> **EXERCISE GOAL**:
Please repeat all of the lines that follow, exactly as written.

> **Lines of data**:
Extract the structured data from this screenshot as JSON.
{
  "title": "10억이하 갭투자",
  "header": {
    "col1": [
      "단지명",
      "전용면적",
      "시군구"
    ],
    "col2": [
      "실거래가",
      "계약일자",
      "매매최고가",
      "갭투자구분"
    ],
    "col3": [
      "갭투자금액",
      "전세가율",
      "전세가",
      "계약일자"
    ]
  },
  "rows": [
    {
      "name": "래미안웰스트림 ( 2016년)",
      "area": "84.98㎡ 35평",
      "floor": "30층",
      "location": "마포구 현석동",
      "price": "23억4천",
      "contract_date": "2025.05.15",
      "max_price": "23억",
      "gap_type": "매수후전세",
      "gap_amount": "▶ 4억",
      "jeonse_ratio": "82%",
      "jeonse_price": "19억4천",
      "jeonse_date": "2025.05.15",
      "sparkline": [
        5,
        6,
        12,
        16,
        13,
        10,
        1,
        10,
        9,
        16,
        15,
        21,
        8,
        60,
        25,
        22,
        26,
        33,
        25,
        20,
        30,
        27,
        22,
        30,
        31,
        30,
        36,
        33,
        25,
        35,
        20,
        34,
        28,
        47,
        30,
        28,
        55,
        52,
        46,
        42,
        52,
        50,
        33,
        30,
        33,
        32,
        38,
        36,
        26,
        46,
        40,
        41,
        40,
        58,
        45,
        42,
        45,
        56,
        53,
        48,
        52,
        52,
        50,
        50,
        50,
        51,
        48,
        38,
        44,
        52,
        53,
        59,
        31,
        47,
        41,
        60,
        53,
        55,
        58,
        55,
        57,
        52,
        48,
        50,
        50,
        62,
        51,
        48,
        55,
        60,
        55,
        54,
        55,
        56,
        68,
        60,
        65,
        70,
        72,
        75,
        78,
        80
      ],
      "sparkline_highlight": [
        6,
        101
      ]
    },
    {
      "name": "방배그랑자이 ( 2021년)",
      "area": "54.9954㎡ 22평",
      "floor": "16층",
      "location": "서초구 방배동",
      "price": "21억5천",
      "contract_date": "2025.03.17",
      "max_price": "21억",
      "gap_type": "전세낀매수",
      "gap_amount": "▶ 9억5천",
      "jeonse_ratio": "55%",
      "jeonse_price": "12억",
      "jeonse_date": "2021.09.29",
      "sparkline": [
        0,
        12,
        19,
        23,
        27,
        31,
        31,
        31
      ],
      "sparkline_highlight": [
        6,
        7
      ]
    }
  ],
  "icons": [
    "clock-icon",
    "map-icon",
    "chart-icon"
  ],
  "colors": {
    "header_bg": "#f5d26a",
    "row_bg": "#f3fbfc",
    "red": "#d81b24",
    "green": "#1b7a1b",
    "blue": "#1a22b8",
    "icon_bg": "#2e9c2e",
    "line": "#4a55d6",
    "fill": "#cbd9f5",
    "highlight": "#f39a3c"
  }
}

> **EXERCISE RESPONSE**:
Extract the structured data from this screenshot as JSON.
{
  "title": "10억이하 갭투자",
  "header": {
    "col1": [
      "단지명",
      "전용면적",
      "시군구"
    ],
    "col2": [
      "실거래가",
      "계약일자",
      "매매최고가",
      "갭투자구분"
    ],
    "col3": [
      "갭투자금액",
      "전세가율",
      "전세가",
      "계약일자"
    ]
  },
  "rows": [
    {
      "name": "래미안웰스트림 ( 2016년)",
      "area": "84.98㎡ 35평",
      "floor": "30층",
      "location": "마포구 현석동",
      "price": "23억4천",
      "contract_date": "2025.05.15",
      "max_price": "23억",
      "gap_type": "매수후전세",
      "gap_amount": "▶ 4억",
      "jeonse_ratio": "82%",
      "jeonse_price": "19억4천",
      "jeonse_date": "2025.05.15",
      "sparkline": [
        5,
        6,
        12,
        16,
        13,
        10,
        1,
        10,
        9,
        16,
        15,
        21,
        8,
        60,
        25,
        22,
        26,
        33,
        25,
        20,
        30,
        27,
        22,
        30,
        31,
        30,
        36,
        33,
        25,
        35,
        20,
        34,
        28,
        47,
        30,
        28,
        55,
        52,
        46,
        42,
        52,
        50,
        33,
        30,
        33,
        32,
        38,
        36,
        26,
        46,
        40,
        41,
        40,
        58,
        45,
        42,
        45,
        56,
        53,
        48,
        52,
        52,
        50,
        50,
        50,
        51,
        48,
        38,
        44,
        52,
        53,
        59,
        31,
        47,
        41,
        60,
        53,
        55,
        58,
        55,
        57,
        52,
        48,
        50,
        50,
        62,
        51,
        48,
        55,
        60,
        55,
        54,
        55,
        56,
        68,
        60,
        65,
        70,
        72,
        75,
        78,
        80
      ],
      "sparkline_highlight": [
        6,
        101
      ]
    },
    {
      "name": "방배그랑자이 ( 2021년)",
      "area": "54.9954㎡ 22평",
      "floor": "16층",
      "location": "서초구 방배동",
      "price": "21억5천",
      "contract_date": "2025.03.17",
      "max_price": "21억",
      "gap_type": "전세낀매수",
      "gap_amount": "▶ 9억5천",
      "jeonse_ratio": "55%",
      "jeonse_price": "12억",
      "jeonse_date": "2021.09.29",
      "sparkline": [
        0,
        12,
        19,
        23,
        27,
        31,
        31,
        31
      ],
      "sparkline_highlight": [
        6,
        7
      ]
    }
  ],
  "icons": [
    "clock-icon",
    "map-icon",
    "chart-icon"
  ],
  "colors": {
    "header_bg": "#f5d26a",
    "row_bg": "#f3fbfc",
    "red": "#d81b24",
    "green": "#1b7a1b",
    "blue": "#1a22b8",
    "icon_bg": "#2e9c2e",
    "line": "#4a55d6",
    "fill": "#cbd9f5",
    "highlight": "#f39a3c"
  }
}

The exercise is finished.